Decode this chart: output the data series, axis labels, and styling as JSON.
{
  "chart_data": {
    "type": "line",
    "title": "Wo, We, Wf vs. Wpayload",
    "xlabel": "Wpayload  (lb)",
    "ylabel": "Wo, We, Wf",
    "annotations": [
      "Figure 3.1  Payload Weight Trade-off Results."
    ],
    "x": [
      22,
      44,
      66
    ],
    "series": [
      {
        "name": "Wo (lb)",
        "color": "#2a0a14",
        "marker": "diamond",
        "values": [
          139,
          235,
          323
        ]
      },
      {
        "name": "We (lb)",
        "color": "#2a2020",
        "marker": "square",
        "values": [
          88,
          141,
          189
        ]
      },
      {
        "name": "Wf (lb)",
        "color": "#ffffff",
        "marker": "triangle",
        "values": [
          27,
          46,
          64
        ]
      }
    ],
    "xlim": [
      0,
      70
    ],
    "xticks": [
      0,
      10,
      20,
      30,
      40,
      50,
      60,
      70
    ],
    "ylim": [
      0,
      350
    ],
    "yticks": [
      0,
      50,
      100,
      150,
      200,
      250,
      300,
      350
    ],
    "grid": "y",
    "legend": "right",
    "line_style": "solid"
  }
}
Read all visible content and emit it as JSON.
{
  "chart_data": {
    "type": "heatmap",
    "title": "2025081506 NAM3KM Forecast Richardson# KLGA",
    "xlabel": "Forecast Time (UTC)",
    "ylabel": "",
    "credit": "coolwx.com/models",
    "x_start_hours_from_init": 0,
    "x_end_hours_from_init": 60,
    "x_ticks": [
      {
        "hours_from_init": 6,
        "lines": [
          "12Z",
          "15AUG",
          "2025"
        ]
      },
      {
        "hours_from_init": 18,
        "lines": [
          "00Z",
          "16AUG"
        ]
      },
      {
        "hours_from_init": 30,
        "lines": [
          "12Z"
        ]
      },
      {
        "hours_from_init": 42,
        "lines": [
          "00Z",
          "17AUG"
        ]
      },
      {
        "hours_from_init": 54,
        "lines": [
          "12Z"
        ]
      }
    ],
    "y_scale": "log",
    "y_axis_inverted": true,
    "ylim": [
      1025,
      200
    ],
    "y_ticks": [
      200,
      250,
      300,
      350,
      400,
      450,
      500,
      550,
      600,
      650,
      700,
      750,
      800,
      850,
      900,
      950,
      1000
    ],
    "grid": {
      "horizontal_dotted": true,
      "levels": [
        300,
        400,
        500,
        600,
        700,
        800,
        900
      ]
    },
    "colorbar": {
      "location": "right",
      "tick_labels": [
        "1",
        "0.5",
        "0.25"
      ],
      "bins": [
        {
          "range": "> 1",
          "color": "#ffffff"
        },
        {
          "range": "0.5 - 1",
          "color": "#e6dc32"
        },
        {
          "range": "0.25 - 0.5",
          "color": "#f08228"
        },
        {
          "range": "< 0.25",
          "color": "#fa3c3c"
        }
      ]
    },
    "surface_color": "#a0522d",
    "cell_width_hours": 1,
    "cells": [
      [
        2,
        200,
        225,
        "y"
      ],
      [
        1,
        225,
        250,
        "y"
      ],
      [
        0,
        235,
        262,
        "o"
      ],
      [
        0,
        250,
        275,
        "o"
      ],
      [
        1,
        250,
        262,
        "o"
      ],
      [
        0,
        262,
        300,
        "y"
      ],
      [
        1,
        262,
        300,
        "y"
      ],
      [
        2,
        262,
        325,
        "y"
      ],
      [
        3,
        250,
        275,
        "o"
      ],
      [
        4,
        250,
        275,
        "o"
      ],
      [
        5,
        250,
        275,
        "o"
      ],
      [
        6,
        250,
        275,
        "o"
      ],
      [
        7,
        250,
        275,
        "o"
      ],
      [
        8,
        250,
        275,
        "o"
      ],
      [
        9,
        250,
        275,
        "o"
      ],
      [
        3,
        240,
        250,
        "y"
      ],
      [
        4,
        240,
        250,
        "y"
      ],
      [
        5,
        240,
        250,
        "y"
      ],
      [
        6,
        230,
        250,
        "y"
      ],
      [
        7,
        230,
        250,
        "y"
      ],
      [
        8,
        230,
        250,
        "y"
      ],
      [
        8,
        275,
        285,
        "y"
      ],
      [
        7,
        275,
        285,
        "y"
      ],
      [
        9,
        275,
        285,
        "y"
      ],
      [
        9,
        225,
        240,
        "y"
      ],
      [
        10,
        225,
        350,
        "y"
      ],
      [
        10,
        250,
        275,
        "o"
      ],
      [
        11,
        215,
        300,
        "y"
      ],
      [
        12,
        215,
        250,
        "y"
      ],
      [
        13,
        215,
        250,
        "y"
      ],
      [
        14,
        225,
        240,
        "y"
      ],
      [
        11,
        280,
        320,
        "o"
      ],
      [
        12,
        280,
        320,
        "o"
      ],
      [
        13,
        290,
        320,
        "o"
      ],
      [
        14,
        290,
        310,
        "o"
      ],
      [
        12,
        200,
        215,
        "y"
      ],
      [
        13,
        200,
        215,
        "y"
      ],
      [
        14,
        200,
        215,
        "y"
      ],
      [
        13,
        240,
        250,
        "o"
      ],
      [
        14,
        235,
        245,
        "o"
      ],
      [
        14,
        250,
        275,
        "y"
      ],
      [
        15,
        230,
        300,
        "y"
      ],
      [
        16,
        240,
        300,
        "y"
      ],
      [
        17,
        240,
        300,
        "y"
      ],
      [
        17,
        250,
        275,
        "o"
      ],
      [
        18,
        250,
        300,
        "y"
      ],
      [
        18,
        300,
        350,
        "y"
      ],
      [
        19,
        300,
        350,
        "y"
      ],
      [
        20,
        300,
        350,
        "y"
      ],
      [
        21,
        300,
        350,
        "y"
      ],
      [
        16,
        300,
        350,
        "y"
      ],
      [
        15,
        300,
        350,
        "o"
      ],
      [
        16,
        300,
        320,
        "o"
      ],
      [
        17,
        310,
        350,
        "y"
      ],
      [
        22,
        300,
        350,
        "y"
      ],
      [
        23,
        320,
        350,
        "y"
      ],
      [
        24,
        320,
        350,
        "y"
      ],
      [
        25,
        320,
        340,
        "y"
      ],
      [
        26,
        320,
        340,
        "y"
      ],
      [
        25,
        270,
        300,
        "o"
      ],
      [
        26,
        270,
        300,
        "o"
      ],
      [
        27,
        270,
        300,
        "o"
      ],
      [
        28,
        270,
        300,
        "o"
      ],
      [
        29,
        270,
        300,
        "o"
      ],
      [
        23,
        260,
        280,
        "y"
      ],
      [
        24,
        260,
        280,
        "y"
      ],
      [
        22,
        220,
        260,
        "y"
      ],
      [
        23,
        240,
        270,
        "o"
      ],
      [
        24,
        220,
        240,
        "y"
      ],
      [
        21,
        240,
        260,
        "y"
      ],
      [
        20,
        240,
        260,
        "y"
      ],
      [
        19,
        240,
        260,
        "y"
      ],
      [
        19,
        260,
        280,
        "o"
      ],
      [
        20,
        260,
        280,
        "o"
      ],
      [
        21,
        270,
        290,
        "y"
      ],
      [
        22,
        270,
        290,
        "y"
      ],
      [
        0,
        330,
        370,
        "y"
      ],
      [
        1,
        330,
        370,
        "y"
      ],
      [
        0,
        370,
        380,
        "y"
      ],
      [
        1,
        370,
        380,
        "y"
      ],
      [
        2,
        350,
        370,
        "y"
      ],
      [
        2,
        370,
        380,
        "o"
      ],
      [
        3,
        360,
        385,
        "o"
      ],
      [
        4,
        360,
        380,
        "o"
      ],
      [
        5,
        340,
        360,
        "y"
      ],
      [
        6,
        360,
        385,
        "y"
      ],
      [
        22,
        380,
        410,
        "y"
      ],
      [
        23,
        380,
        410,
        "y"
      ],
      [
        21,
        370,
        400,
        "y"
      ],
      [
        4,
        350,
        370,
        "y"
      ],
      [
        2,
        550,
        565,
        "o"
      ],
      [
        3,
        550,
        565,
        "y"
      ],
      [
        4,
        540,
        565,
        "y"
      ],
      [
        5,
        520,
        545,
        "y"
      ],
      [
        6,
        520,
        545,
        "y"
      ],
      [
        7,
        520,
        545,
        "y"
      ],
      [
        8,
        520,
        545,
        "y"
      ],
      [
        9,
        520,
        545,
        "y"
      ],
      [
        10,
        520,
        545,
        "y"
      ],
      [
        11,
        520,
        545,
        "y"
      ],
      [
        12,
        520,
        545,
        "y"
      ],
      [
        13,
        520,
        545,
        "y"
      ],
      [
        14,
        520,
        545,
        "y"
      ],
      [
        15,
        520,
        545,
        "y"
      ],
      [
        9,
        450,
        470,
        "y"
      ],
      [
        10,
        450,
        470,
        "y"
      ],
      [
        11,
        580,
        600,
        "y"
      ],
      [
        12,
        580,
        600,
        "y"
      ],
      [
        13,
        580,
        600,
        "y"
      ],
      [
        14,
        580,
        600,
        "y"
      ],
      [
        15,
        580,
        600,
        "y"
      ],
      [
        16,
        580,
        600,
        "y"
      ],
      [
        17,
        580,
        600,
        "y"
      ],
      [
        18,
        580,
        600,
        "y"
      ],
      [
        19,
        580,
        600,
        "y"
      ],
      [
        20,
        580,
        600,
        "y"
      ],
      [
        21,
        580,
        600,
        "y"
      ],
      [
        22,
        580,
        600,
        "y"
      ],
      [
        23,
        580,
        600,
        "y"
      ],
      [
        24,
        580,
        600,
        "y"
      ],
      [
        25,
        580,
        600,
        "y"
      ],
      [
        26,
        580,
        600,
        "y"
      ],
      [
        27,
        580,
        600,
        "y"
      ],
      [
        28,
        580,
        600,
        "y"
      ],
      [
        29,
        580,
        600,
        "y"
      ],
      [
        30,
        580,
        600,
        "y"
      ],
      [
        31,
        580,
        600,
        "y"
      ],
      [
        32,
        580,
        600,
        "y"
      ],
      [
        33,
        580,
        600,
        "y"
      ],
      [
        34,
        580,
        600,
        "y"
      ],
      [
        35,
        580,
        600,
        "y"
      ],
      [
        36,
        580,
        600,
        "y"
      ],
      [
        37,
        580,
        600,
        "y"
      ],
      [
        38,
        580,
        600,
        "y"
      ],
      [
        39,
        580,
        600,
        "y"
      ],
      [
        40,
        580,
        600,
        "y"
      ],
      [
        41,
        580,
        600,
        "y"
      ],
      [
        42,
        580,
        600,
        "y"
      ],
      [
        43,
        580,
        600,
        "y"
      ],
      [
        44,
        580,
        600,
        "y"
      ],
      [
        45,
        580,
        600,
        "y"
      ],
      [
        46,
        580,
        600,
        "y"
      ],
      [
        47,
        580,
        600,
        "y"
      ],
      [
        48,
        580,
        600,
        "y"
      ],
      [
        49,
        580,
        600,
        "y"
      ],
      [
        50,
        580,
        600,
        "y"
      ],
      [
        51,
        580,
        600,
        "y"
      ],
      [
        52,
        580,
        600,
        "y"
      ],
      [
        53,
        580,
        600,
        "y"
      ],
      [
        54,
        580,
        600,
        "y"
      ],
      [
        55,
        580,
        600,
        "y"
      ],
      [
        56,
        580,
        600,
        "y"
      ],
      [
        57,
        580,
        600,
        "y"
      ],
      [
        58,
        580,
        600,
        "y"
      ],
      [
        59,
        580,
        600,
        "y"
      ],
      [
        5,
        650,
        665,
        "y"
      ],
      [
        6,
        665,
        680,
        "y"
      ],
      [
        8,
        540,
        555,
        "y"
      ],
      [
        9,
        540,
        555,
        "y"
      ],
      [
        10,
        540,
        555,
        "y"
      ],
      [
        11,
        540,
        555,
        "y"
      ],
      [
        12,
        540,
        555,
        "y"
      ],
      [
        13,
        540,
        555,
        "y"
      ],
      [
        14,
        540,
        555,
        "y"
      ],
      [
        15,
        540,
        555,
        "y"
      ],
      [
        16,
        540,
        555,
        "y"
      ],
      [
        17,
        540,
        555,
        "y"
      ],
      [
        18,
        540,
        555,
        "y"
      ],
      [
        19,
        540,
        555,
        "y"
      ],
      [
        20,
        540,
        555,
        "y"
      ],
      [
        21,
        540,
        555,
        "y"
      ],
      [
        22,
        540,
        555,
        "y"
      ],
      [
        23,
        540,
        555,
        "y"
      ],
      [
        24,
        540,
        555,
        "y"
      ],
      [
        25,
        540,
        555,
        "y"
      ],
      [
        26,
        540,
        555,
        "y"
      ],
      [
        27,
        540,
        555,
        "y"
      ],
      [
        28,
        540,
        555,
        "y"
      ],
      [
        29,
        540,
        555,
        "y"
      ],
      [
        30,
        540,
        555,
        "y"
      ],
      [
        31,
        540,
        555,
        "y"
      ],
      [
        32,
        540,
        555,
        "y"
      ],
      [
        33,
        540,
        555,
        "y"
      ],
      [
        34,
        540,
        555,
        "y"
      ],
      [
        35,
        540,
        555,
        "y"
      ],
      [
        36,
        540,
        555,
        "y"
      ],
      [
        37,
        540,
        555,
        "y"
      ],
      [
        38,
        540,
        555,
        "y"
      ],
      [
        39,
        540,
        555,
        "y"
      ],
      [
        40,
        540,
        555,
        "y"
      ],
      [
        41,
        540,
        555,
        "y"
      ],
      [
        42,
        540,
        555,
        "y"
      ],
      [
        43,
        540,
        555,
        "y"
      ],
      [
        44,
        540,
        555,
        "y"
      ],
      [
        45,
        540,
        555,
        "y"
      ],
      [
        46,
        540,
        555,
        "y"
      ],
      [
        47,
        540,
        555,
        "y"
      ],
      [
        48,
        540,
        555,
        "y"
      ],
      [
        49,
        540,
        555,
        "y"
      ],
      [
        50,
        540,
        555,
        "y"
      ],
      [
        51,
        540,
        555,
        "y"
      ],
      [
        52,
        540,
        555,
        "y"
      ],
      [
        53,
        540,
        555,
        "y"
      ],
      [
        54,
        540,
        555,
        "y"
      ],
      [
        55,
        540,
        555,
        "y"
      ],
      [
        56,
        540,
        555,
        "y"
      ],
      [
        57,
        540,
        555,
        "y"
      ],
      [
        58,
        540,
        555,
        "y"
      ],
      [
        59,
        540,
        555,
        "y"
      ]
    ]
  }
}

※ ※ ※

GOAL:
The required output is the number of lines containing the word "JSON", and nothing besides.

RESPONSE TO THE TASK:
2